— Start Data excerpts —

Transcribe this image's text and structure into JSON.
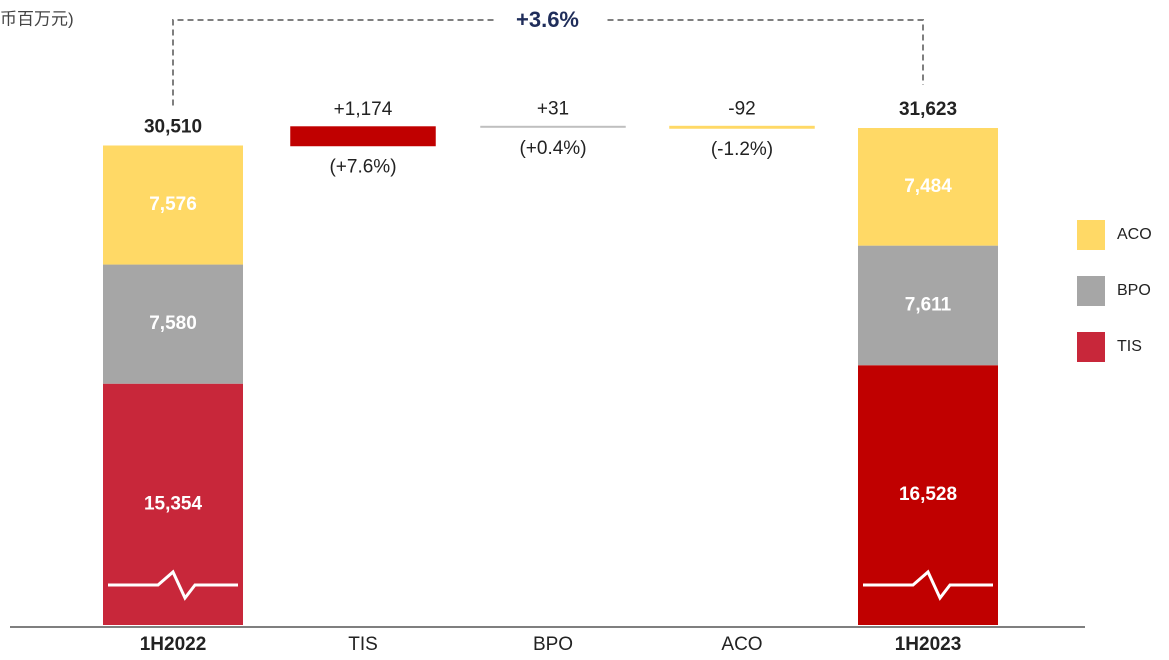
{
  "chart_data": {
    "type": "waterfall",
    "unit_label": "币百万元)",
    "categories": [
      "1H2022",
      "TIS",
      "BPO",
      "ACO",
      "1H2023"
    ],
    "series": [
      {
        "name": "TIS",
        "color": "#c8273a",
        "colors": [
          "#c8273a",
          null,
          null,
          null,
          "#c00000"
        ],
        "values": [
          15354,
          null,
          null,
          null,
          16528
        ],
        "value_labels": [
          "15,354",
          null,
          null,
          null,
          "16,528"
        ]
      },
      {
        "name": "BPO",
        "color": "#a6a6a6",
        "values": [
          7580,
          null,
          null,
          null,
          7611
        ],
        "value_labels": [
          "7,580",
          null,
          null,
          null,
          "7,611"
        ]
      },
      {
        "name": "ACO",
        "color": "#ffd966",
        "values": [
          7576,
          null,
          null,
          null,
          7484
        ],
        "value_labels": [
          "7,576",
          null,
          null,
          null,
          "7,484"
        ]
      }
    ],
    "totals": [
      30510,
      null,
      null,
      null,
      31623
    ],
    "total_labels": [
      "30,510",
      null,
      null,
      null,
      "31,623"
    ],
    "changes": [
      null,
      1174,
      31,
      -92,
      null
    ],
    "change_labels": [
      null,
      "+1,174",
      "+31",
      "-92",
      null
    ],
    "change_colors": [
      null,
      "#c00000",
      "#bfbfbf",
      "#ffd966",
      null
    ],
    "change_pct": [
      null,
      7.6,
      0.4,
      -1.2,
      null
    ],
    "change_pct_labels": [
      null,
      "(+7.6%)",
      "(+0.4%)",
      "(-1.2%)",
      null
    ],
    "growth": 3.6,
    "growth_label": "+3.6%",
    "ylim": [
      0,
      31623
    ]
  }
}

— End Data excerpts —
— Start Data excerpts —

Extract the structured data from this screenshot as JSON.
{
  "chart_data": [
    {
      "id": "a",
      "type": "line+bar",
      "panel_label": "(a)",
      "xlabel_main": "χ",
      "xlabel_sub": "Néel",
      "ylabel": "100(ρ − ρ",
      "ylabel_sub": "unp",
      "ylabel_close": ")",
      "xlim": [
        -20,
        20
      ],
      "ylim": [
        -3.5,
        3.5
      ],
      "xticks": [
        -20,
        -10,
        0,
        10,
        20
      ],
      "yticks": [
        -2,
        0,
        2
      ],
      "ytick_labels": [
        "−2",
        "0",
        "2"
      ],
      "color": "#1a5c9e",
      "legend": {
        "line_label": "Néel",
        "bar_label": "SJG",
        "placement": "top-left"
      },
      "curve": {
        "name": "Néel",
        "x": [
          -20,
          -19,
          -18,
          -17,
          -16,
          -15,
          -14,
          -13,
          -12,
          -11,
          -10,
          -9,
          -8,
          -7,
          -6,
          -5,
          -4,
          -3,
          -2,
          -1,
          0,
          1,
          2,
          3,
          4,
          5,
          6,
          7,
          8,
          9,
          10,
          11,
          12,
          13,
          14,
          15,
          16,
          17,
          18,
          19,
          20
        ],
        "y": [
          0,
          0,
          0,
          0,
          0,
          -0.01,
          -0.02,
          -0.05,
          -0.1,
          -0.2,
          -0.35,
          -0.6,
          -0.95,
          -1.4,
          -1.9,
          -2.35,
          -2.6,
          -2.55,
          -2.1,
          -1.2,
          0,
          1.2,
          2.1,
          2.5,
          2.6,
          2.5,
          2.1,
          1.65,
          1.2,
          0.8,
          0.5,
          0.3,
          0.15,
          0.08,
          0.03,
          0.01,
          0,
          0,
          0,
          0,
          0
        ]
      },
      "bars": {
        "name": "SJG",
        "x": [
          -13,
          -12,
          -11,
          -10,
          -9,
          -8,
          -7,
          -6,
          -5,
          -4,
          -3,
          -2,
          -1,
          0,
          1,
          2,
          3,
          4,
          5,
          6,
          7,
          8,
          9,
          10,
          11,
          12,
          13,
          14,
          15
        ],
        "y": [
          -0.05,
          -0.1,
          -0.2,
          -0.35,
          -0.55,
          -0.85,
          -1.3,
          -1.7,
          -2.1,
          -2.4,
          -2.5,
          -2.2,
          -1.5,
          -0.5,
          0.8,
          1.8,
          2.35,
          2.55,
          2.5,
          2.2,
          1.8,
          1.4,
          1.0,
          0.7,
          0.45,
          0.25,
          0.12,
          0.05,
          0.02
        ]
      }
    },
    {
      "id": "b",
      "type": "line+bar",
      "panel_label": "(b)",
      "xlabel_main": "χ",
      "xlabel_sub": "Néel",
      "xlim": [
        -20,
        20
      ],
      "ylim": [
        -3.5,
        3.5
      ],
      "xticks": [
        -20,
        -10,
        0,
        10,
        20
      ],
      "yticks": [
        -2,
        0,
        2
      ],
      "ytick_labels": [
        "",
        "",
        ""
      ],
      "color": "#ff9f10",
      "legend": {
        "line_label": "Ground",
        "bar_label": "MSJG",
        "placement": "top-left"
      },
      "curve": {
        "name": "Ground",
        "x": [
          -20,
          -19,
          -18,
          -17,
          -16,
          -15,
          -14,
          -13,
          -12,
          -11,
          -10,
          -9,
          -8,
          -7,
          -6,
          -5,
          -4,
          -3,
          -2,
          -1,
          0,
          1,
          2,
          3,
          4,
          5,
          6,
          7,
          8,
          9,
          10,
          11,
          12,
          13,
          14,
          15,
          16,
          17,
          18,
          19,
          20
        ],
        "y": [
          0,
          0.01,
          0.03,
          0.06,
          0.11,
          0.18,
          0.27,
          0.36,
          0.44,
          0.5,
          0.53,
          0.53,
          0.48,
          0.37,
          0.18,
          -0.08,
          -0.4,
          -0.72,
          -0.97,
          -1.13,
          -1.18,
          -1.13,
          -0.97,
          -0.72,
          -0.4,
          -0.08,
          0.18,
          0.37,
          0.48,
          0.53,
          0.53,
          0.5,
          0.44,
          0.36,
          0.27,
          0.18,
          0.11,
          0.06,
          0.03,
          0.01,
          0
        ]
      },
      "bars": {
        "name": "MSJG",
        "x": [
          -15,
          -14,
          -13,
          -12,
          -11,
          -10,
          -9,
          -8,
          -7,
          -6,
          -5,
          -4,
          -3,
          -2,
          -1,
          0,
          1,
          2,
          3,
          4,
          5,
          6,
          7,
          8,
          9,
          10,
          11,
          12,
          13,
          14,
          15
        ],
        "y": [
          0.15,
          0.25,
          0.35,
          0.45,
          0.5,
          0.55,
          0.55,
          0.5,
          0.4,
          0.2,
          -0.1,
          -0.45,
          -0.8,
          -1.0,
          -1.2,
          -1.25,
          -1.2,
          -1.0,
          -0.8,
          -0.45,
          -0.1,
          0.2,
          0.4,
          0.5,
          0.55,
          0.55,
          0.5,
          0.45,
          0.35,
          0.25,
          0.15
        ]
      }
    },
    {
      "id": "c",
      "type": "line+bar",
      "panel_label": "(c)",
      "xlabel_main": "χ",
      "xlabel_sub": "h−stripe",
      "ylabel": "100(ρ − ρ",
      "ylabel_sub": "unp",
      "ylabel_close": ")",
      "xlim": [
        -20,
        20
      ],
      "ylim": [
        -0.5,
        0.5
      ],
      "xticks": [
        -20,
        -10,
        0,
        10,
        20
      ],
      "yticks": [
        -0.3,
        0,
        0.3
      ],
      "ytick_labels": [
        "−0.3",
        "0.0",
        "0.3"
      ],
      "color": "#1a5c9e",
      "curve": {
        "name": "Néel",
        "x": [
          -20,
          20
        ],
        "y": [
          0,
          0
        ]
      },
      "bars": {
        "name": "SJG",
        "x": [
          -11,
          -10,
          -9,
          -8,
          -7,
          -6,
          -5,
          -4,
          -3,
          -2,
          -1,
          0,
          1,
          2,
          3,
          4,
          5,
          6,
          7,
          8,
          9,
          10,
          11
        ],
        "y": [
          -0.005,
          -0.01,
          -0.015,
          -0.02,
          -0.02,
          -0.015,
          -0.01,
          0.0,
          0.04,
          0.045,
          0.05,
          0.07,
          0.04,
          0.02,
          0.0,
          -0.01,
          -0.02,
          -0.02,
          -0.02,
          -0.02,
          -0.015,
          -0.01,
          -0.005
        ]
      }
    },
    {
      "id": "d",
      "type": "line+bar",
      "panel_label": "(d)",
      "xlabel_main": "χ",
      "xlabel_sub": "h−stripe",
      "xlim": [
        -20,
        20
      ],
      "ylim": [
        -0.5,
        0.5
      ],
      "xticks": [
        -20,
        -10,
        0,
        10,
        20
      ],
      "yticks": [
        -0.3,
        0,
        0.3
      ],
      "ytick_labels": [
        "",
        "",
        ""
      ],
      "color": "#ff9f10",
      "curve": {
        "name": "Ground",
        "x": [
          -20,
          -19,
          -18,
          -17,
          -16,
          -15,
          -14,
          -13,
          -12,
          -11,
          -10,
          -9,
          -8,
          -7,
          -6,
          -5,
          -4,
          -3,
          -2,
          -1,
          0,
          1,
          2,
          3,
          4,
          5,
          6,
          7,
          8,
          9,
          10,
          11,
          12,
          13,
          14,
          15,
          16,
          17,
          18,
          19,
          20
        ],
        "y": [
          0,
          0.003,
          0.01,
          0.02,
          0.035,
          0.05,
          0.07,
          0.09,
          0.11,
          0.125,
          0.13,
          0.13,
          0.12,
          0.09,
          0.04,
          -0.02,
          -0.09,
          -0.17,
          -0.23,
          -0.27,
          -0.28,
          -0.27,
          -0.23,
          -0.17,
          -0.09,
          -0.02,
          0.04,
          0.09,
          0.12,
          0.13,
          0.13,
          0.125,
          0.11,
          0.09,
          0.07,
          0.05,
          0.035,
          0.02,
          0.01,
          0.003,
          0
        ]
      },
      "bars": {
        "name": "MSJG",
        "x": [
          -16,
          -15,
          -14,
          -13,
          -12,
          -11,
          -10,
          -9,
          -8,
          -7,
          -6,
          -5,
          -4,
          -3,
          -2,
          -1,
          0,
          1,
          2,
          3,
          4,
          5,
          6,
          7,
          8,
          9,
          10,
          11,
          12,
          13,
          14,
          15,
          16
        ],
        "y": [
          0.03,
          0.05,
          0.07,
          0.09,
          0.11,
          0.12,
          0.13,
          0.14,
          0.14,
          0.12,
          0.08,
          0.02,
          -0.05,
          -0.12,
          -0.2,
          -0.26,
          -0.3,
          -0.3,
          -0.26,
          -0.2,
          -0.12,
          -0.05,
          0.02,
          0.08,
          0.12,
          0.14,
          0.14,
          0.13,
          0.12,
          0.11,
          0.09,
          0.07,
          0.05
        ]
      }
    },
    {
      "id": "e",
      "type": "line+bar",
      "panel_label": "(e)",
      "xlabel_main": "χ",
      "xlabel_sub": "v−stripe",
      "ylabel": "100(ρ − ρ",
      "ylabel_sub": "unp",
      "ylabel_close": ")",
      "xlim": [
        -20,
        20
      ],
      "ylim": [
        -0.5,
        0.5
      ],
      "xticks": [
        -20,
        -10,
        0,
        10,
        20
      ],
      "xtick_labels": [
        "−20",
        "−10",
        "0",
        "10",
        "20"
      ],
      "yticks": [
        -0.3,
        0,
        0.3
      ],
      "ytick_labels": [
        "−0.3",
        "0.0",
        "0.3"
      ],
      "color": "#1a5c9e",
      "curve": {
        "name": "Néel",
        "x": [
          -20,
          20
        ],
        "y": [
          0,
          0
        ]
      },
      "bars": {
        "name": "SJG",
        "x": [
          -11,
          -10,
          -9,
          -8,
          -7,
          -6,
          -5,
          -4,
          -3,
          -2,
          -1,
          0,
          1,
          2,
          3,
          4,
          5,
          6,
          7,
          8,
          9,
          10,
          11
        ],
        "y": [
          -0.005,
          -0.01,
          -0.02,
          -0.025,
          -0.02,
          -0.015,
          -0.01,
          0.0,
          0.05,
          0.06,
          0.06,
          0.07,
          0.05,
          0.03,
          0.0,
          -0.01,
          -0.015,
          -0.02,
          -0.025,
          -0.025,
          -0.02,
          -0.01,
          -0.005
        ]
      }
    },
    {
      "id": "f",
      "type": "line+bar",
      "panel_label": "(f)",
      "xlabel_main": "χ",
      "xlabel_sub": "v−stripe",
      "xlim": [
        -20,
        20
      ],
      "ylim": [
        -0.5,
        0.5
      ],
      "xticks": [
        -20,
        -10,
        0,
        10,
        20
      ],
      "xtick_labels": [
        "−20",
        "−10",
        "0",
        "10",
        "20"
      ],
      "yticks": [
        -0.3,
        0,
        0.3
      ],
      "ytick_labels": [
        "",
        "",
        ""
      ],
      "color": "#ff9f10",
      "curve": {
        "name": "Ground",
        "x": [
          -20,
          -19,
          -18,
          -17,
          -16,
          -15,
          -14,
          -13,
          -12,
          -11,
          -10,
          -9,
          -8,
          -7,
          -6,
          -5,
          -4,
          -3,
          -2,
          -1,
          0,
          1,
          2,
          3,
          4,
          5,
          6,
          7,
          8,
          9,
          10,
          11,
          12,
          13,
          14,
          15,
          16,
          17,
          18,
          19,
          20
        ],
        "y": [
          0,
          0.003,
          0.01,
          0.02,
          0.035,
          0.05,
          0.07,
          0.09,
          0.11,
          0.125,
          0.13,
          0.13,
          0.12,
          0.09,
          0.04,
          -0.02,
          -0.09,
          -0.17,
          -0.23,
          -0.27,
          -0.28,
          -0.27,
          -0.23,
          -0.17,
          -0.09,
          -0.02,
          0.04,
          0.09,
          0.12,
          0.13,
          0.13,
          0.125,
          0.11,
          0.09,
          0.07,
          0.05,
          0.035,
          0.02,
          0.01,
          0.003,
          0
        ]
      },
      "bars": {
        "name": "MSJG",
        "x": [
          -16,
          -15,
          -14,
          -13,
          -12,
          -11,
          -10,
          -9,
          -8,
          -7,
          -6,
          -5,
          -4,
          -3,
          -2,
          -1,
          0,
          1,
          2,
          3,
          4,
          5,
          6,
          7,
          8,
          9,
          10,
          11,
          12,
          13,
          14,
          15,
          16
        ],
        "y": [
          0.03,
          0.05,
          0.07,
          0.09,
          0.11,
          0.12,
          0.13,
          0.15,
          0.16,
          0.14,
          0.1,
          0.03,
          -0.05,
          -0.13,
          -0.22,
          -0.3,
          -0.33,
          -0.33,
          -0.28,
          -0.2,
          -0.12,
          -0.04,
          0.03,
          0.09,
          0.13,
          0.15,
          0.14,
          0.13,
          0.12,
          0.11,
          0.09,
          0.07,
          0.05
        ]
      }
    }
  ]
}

— End Data excerpts —
— Start Data excerpts —

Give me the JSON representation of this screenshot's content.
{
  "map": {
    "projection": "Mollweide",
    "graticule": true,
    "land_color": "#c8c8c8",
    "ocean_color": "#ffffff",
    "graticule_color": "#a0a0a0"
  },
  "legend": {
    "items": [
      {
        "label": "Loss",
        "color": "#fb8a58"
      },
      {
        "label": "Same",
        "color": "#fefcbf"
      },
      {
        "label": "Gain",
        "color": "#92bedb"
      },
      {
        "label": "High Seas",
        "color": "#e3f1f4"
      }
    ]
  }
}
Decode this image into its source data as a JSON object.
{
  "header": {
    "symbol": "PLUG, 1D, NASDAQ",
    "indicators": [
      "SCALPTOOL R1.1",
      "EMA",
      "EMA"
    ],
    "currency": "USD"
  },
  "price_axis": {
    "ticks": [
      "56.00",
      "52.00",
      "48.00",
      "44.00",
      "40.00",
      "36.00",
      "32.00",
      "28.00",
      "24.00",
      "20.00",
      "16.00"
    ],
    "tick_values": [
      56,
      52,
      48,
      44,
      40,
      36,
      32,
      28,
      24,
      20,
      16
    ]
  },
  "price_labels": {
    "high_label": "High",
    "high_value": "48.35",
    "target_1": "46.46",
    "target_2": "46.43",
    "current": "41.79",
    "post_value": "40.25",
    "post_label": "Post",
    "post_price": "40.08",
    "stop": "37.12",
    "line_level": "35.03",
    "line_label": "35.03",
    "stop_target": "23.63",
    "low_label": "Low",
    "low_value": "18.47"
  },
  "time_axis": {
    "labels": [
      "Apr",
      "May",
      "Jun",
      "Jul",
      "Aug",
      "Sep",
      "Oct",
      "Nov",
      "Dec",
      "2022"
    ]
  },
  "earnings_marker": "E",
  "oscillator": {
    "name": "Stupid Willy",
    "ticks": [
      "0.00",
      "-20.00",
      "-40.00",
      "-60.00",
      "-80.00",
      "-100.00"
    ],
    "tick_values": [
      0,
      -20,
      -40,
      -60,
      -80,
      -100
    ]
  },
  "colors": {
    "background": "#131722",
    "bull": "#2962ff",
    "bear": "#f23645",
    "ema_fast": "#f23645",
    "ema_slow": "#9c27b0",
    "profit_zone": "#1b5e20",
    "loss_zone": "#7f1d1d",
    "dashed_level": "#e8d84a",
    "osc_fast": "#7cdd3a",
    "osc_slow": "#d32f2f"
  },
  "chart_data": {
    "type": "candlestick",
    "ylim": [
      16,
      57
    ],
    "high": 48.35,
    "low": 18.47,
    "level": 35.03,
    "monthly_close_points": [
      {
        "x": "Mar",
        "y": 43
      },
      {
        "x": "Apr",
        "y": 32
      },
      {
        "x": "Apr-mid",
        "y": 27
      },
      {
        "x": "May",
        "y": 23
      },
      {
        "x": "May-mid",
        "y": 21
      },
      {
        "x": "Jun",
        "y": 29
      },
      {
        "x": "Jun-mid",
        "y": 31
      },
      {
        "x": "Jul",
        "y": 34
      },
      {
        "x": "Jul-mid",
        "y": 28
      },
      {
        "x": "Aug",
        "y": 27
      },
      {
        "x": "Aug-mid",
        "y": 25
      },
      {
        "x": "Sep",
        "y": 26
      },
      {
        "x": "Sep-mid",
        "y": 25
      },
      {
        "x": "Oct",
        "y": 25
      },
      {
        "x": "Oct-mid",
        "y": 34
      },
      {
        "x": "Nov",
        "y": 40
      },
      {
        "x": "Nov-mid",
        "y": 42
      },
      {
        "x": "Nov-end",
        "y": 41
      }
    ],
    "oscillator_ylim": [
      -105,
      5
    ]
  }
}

— End Data excerpts —

- [Exercise aim]
Pull every line containing the word "into" out of the material.

- [Full response]
Transcribe this image's text and structure into JSON.
Decode this image into its source data as a JSON object.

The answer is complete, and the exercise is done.